• SUPPLIED ENTRIES:

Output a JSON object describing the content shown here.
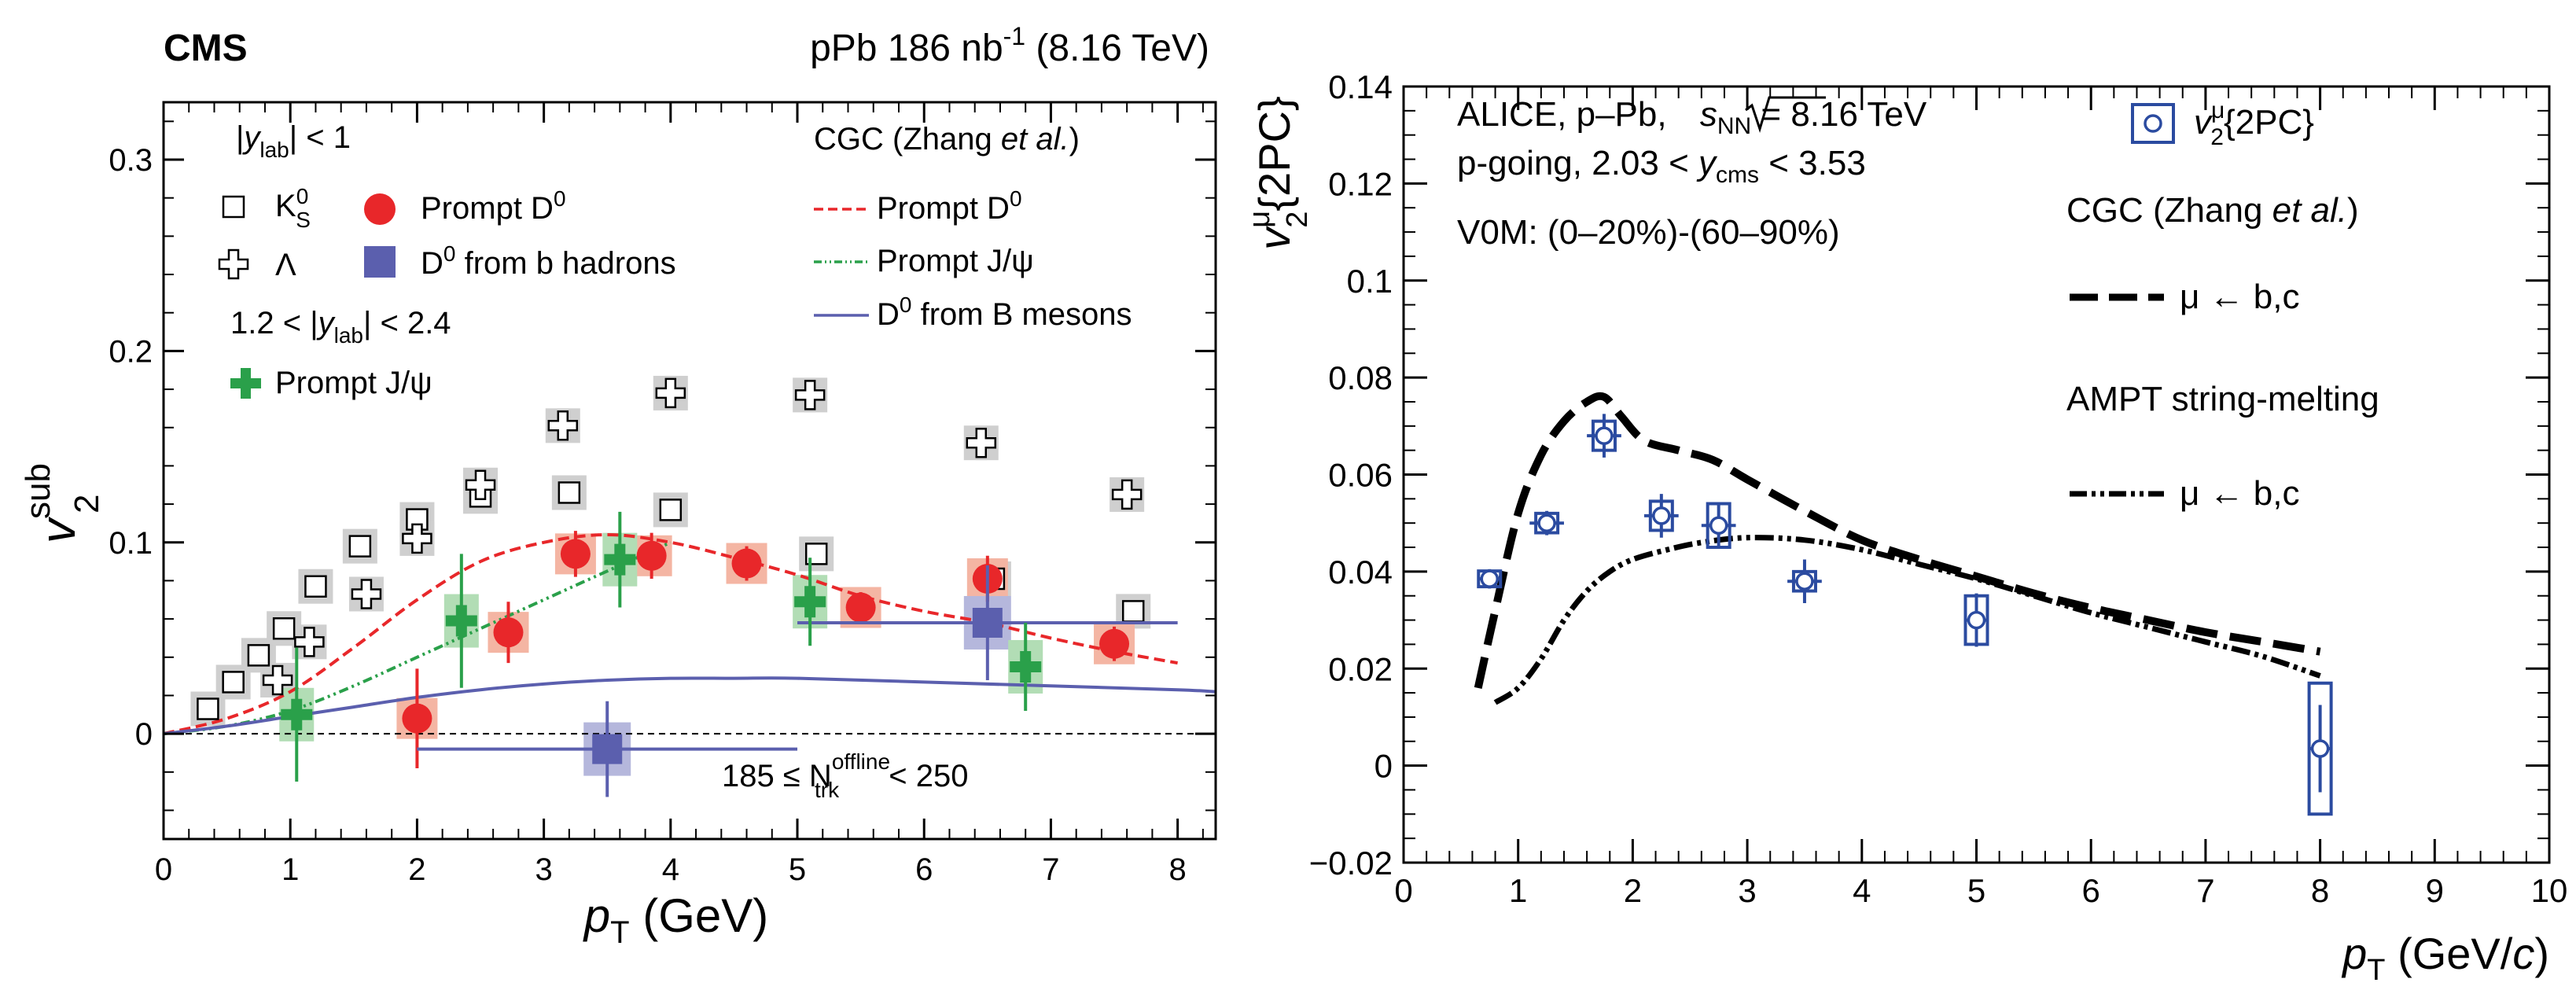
{
  "chart_data": [
    {
      "type": "scatter",
      "experiment": "CMS",
      "header": "pPb 186 nb",
      "header_sup": "-1",
      "header_tail": " (8.16 TeV)",
      "ylabel": "v",
      "ylabel_sup": "sub",
      "ylabel_sub": "2",
      "xlabel": "p",
      "xlabel_sub": "T",
      "xlabel_unit": " (GeV)",
      "xlim": [
        0,
        8.3
      ],
      "ylim": [
        -0.055,
        0.33
      ],
      "x_ticks": [
        "0",
        "1",
        "2",
        "3",
        "4",
        "5",
        "6",
        "7",
        "8"
      ],
      "y_ticks": [
        "0",
        "0.1",
        "0.2",
        "0.3"
      ],
      "legend_left": {
        "sel1": "|y_lab| < 1",
        "ks_label": "K",
        "ks_sup": "0",
        "ks_sub": "S",
        "lambda_label": "Λ",
        "d0_label": "Prompt D",
        "d0_sup": "0",
        "b_label": "D",
        "b_sup": "0",
        "b_tail": " from b hadrons",
        "sel2": "1.2 < |y_lab| < 2.4",
        "jpsi_label": "Prompt J/ψ"
      },
      "legend_right": {
        "title": "CGC (Zhang ",
        "title_it": "et al.",
        "title_end": ")",
        "d0": "Prompt D",
        "d0_sup": "0",
        "jpsi": "Prompt J/ψ",
        "bmes": "D",
        "bmes_sup": "0",
        "bmes_tail": " from B mesons"
      },
      "annotation": {
        "pre": "185 ≤ N",
        "sup": "offline",
        "sub": "trk",
        "post": " < 250"
      },
      "colors": {
        "d0": "#e8272a",
        "d0_sys": "#f4b5a3",
        "b": "#5b5fae",
        "b_sys": "#b5b7dc",
        "jpsi": "#2aa04a",
        "jpsi_sys": "#b2ddb5",
        "ks_sys": "#cfcfcf",
        "cgc_d0": "#e8272a",
        "cgc_jpsi": "#2aa04a",
        "cgc_b": "#5b5fae"
      },
      "series": [
        {
          "name": "K_S^0",
          "marker": "open-square",
          "x": [
            0.35,
            0.55,
            0.75,
            0.95,
            1.2,
            1.55,
            2.0,
            2.5,
            3.2,
            4.0,
            5.15,
            6.55,
            7.65
          ],
          "y": [
            0.013,
            0.027,
            0.041,
            0.055,
            0.077,
            0.098,
            0.112,
            0.124,
            0.126,
            0.117,
            0.094,
            0.081,
            0.064
          ]
        },
        {
          "name": "Λ",
          "marker": "open-cross",
          "x": [
            0.9,
            1.15,
            1.6,
            2.0,
            2.5,
            3.15,
            4.0,
            5.1,
            6.45,
            7.6
          ],
          "y": [
            0.028,
            0.048,
            0.073,
            0.102,
            0.13,
            0.161,
            0.178,
            0.177,
            0.152,
            0.125
          ]
        },
        {
          "name": "Prompt D^0",
          "marker": "filled-circle",
          "x": [
            2.0,
            2.72,
            3.25,
            3.85,
            4.6,
            5.5,
            6.5,
            7.5
          ],
          "y": [
            0.008,
            0.053,
            0.094,
            0.093,
            0.089,
            0.066,
            0.081,
            0.047
          ],
          "err": [
            0.026,
            0.016,
            0.012,
            0.012,
            0.009,
            0.008,
            0.012,
            0.009
          ]
        },
        {
          "name": "D^0 from b hadrons",
          "marker": "filled-square",
          "x": [
            3.5,
            6.5
          ],
          "y": [
            -0.008,
            0.058
          ],
          "xerr": [
            1.5,
            1.5
          ],
          "err": [
            0.025,
            0.03
          ]
        },
        {
          "name": "Prompt J/ψ",
          "marker": "filled-cross",
          "x": [
            1.05,
            2.35,
            3.6,
            5.1,
            6.8
          ],
          "y": [
            0.01,
            0.059,
            0.091,
            0.069,
            0.035
          ],
          "err": [
            0.035,
            0.035,
            0.025,
            0.023,
            0.023
          ]
        }
      ],
      "models": [
        {
          "name": "Prompt D^0",
          "style": "dashed",
          "x": [
            0,
            0.5,
            1.0,
            1.5,
            2.0,
            2.5,
            3.0,
            3.5,
            4.0,
            4.5,
            5.0,
            5.5,
            6.0,
            6.5,
            7.0,
            7.5,
            8.0
          ],
          "y": [
            0,
            0.008,
            0.022,
            0.045,
            0.07,
            0.09,
            0.1,
            0.104,
            0.1,
            0.092,
            0.083,
            0.072,
            0.064,
            0.058,
            0.05,
            0.043,
            0.037
          ]
        },
        {
          "name": "Prompt J/ψ",
          "style": "dash-dot-dot",
          "x": [
            0,
            0.5,
            1.0,
            1.5,
            2.0,
            2.5,
            3.0,
            3.5,
            4.0
          ],
          "y": [
            0,
            0.004,
            0.012,
            0.025,
            0.04,
            0.055,
            0.07,
            0.085,
            0.1
          ]
        },
        {
          "name": "D^0 from B mesons",
          "style": "solid",
          "x": [
            0,
            0.5,
            1.0,
            1.5,
            2.0,
            2.5,
            3.0,
            3.5,
            4.0,
            4.5,
            5.0,
            6.0,
            7.0,
            8.0,
            8.3
          ],
          "y": [
            0,
            0.004,
            0.009,
            0.014,
            0.019,
            0.023,
            0.026,
            0.028,
            0.029,
            0.029,
            0.029,
            0.027,
            0.025,
            0.023,
            0.022
          ]
        }
      ]
    },
    {
      "type": "scatter",
      "ylabel": "v",
      "ylabel_sup": "μ",
      "ylabel_sub": "2",
      "ylabel_tail": "{2PC}",
      "xlabel": "p",
      "xlabel_sub": "T",
      "xlabel_unit": " (GeV/",
      "xlabel_unit_it": "c",
      "xlabel_unit_end": ")",
      "xlim": [
        0,
        10
      ],
      "ylim": [
        -0.02,
        0.14
      ],
      "x_ticks": [
        "0",
        "1",
        "2",
        "3",
        "4",
        "5",
        "6",
        "7",
        "8",
        "9",
        "10"
      ],
      "y_ticks": [
        "−0.02",
        "0",
        "0.02",
        "0.04",
        "0.06",
        "0.08",
        "0.1",
        "0.12",
        "0.14"
      ],
      "info_lines": {
        "l1_pre": "ALICE, p–Pb, ",
        "l1_sqrt": "s",
        "l1_sub": "NN",
        "l1_post": " = 8.16 TeV",
        "l2_pre": "p-going, 2.03 < ",
        "l2_y": "y",
        "l2_sub": "cms",
        "l2_post": " < 3.53",
        "l3": "V0M: (0–20%)-(60–90%)"
      },
      "legend": {
        "data_v": "v",
        "data_sup": "μ",
        "data_sub": "2",
        "data_tail": "{2PC}",
        "cgc_title": "CGC (Zhang ",
        "cgc_title_it": "et al.",
        "cgc_title_end": ")",
        "cgc_curve": "μ ← b,c",
        "ampt_title": "AMPT string-melting",
        "ampt_curve": "μ ← b,c"
      },
      "colors": {
        "data": "#2b4ba0"
      },
      "series": [
        {
          "name": "v2mu{2PC}",
          "marker": "open-circle",
          "x": [
            0.75,
            1.25,
            1.75,
            2.25,
            2.75,
            3.5,
            5.0,
            8.0
          ],
          "y": [
            0.0385,
            0.05,
            0.068,
            0.0515,
            0.0495,
            0.038,
            0.03,
            0.0035
          ],
          "err": [
            0.002,
            0.0025,
            0.0045,
            0.0045,
            0.0045,
            0.0045,
            0.0055,
            0.009
          ],
          "sys": [
            0.0015,
            0.002,
            0.003,
            0.003,
            0.0045,
            0.002,
            0.005,
            0.0135
          ],
          "xerr": [
            0.1,
            0.15,
            0.15,
            0.15,
            0.15,
            0.15,
            0.1,
            0.1
          ]
        }
      ],
      "models": [
        {
          "name": "CGC μ ← b,c",
          "style": "long-dash",
          "x": [
            0.65,
            0.8,
            1.0,
            1.2,
            1.4,
            1.6,
            1.75,
            1.9,
            2.1,
            2.4,
            2.7,
            3.0,
            3.5,
            4.0,
            4.5,
            5.0,
            5.5,
            6.0,
            6.5,
            7.0,
            7.5,
            8.0
          ],
          "y": [
            0.016,
            0.032,
            0.052,
            0.064,
            0.071,
            0.075,
            0.076,
            0.072,
            0.067,
            0.065,
            0.063,
            0.059,
            0.0525,
            0.0465,
            0.0425,
            0.039,
            0.0355,
            0.0325,
            0.03,
            0.0275,
            0.0255,
            0.0235
          ]
        },
        {
          "name": "AMPT μ ← b,c",
          "style": "dash-dot-dot",
          "x": [
            0.8,
            1.0,
            1.2,
            1.4,
            1.6,
            1.8,
            2.0,
            2.3,
            2.6,
            3.0,
            3.5,
            4.0,
            4.5,
            5.0,
            5.5,
            6.0,
            6.5,
            7.0,
            7.5,
            8.0
          ],
          "y": [
            0.013,
            0.016,
            0.022,
            0.03,
            0.036,
            0.04,
            0.0425,
            0.0445,
            0.046,
            0.047,
            0.0465,
            0.0445,
            0.0415,
            0.0385,
            0.035,
            0.0315,
            0.0285,
            0.0255,
            0.0225,
            0.0185
          ]
        }
      ]
    }
  ]
}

• DO THIS: Using the material above, state how many lines include the string "filled". Answer with a single number.

• WRITTEN ANSWER: 3